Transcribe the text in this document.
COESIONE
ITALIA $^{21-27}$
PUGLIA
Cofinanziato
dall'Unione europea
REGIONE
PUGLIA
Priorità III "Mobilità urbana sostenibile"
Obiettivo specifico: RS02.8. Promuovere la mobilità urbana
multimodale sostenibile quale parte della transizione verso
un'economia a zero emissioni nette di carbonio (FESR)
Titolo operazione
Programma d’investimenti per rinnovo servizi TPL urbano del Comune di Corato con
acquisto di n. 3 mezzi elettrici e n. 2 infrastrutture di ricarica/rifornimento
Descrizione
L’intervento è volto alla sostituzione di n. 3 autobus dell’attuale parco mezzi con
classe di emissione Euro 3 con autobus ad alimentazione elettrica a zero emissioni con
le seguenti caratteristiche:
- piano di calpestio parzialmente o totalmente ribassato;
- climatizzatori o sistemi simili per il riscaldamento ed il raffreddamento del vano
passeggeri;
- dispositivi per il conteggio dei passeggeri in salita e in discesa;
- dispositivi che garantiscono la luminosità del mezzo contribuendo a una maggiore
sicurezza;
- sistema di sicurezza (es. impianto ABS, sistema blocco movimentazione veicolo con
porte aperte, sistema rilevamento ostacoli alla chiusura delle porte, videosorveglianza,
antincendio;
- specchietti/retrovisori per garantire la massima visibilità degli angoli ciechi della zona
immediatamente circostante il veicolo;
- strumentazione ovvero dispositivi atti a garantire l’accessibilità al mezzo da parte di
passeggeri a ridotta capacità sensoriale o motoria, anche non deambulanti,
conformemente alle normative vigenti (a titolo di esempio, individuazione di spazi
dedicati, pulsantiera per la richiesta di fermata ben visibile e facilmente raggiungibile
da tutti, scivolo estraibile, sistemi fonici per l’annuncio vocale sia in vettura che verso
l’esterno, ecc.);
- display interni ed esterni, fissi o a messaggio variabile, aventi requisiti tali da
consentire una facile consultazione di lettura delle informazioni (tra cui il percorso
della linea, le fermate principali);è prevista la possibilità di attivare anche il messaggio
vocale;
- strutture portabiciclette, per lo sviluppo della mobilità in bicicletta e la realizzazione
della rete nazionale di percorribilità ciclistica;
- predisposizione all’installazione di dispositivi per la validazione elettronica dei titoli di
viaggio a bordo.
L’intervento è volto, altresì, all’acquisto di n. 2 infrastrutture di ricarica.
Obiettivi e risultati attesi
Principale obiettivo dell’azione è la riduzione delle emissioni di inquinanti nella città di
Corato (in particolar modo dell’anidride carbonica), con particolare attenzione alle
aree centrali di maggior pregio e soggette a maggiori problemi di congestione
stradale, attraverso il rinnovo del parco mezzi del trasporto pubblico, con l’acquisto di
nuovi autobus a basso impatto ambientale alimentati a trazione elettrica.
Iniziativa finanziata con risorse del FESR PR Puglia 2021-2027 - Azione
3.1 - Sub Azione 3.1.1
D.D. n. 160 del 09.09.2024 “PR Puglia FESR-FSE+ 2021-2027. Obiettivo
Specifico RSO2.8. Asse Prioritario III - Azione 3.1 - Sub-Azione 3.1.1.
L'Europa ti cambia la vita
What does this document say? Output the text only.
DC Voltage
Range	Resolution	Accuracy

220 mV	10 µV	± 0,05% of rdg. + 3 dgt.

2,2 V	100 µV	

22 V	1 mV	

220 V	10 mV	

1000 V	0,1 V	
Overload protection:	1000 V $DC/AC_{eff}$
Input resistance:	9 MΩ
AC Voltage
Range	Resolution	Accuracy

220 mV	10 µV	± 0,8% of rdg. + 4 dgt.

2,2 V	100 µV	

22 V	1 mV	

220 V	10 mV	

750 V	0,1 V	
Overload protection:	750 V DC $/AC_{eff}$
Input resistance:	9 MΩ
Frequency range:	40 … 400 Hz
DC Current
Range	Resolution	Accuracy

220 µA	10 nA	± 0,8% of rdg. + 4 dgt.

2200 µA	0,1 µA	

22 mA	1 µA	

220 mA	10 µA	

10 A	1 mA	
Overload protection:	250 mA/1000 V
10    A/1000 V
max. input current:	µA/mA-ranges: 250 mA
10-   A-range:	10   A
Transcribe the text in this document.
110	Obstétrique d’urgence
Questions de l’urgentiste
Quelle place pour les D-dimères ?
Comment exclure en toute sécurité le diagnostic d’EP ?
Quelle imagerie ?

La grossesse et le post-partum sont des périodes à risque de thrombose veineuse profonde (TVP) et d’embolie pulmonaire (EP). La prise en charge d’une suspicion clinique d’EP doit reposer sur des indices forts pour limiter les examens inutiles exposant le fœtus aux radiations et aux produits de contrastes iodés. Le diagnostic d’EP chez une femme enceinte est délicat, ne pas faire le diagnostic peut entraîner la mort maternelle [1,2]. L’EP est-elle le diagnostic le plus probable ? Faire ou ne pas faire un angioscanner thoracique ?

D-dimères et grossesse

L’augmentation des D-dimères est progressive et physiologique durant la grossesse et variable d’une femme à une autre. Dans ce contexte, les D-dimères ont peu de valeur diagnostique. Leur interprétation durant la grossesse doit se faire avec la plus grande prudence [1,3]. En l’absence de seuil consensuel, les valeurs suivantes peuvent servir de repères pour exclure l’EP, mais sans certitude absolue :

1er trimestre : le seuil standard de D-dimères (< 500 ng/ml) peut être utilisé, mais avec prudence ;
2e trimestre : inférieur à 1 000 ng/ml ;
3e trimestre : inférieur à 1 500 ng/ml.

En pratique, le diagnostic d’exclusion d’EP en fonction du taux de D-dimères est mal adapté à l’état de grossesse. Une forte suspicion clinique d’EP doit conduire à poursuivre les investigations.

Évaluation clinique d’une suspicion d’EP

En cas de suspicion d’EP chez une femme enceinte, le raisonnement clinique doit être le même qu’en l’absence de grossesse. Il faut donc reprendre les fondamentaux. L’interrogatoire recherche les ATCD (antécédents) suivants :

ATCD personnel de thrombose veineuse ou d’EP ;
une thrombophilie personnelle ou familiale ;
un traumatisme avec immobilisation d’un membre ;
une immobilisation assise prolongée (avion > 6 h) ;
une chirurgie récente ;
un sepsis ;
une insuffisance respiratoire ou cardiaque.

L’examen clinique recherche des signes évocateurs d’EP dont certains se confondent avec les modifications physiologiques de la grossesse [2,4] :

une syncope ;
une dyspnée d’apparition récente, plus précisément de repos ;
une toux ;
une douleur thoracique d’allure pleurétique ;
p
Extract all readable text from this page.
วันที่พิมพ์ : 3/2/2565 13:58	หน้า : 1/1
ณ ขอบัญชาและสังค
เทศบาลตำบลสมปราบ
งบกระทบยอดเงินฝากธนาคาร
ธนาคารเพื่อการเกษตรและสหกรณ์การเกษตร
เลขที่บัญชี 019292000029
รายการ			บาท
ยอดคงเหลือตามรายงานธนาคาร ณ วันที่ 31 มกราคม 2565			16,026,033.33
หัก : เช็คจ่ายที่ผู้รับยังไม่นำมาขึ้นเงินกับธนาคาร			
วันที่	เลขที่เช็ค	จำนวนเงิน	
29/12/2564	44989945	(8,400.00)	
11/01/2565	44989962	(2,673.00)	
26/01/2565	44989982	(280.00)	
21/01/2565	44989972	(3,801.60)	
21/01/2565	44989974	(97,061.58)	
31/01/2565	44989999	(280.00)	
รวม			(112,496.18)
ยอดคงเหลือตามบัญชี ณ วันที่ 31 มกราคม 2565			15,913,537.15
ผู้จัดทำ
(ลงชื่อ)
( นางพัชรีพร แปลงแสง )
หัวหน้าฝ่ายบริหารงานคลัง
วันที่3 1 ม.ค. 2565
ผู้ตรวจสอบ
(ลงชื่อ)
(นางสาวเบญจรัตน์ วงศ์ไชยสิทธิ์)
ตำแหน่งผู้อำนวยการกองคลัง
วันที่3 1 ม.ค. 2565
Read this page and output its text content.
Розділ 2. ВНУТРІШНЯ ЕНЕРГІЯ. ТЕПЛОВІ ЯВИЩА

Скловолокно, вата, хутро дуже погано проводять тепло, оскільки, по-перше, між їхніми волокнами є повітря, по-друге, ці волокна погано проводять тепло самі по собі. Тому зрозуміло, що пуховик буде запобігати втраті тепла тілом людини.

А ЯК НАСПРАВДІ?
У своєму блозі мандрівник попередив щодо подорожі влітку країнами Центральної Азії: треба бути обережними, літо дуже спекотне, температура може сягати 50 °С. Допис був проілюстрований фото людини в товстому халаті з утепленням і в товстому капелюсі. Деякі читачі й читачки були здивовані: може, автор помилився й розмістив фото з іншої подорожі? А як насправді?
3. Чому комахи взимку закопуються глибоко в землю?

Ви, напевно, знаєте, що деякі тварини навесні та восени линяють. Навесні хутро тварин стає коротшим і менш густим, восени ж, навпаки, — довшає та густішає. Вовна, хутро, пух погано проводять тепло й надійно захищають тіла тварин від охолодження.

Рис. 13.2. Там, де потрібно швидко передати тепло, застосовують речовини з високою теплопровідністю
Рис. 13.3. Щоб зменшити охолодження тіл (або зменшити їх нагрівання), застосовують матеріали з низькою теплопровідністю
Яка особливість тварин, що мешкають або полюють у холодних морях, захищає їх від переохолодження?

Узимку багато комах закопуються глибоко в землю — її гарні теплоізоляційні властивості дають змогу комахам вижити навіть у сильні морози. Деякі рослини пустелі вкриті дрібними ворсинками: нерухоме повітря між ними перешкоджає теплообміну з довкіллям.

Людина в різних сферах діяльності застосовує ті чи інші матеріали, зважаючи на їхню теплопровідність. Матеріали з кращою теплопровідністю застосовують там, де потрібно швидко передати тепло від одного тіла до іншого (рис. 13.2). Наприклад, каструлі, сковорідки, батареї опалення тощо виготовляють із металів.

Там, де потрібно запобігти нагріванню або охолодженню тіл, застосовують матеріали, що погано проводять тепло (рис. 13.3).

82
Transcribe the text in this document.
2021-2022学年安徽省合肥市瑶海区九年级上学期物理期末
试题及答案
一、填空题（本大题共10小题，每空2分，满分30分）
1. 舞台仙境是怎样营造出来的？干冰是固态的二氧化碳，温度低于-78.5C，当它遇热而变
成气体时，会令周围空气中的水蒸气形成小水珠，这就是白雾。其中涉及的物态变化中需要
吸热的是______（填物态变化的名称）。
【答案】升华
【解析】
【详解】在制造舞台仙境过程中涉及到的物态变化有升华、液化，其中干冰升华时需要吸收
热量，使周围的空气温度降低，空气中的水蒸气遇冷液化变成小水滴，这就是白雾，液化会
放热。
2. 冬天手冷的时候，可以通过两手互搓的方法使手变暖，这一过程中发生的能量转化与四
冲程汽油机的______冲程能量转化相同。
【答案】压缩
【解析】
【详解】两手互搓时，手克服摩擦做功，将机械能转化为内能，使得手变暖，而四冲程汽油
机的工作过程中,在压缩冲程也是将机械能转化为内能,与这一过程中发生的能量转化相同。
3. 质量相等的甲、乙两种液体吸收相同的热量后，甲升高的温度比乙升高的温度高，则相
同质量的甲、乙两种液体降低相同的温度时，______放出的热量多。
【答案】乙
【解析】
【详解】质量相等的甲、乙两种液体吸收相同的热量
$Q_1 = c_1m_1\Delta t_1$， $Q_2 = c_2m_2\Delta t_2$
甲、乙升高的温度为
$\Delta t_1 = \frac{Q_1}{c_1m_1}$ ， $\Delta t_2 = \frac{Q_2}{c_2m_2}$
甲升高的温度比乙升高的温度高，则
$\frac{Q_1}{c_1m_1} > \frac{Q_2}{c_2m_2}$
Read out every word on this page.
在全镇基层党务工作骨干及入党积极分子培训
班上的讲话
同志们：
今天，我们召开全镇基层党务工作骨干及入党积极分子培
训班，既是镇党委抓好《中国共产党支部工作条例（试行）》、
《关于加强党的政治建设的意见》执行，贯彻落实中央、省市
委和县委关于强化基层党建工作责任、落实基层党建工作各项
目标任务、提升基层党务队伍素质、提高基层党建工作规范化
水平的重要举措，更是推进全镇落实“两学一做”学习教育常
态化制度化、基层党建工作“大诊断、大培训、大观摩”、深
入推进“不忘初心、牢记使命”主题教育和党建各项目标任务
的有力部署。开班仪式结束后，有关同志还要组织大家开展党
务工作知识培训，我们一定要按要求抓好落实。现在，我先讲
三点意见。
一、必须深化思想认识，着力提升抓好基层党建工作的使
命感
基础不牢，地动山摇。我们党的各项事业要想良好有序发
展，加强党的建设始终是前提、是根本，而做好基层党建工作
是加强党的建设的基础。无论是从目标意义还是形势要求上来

◆ Do this: Starting with the line that contains "Read out every word on this page.", print each line through the last one in the listing. Include both end lines and add nothing.

◆ Task solution:
Read out every word on this page.
在全镇基层党务工作骨干及入党积极分子培训
班上的讲话
同志们：
今天，我们召开全镇基层党务工作骨干及入党积极分子培
训班，既是镇党委抓好《中国共产党支部工作条例（试行）》、
《关于加强党的政治建设的意见》执行，贯彻落实中央、省市
委和县委关于强化基层党建工作责任、落实基层党建工作各项
目标任务、提升基层党务队伍素质、提高基层党建工作规范化
水平的重要举措，更是推进全镇落实“两学一做”学习教育常
态化制度化、基层党建工作“大诊断、大培训、大观摩”、深
入推进“不忘初心、牢记使命”主题教育和党建各项目标任务
的有力部署。开班仪式结束后，有关同志还要组织大家开展党
务工作知识培训，我们一定要按要求抓好落实。现在，我先讲
三点意见。
一、必须深化思想认识，着力提升抓好基层党建工作的使
命感
基础不牢，地动山摇。我们党的各项事业要想良好有序发
展，加强党的建设始终是前提、是根本，而做好基层党建工作
是加强党的建设的基础。无论是从目标意义还是形势要求上来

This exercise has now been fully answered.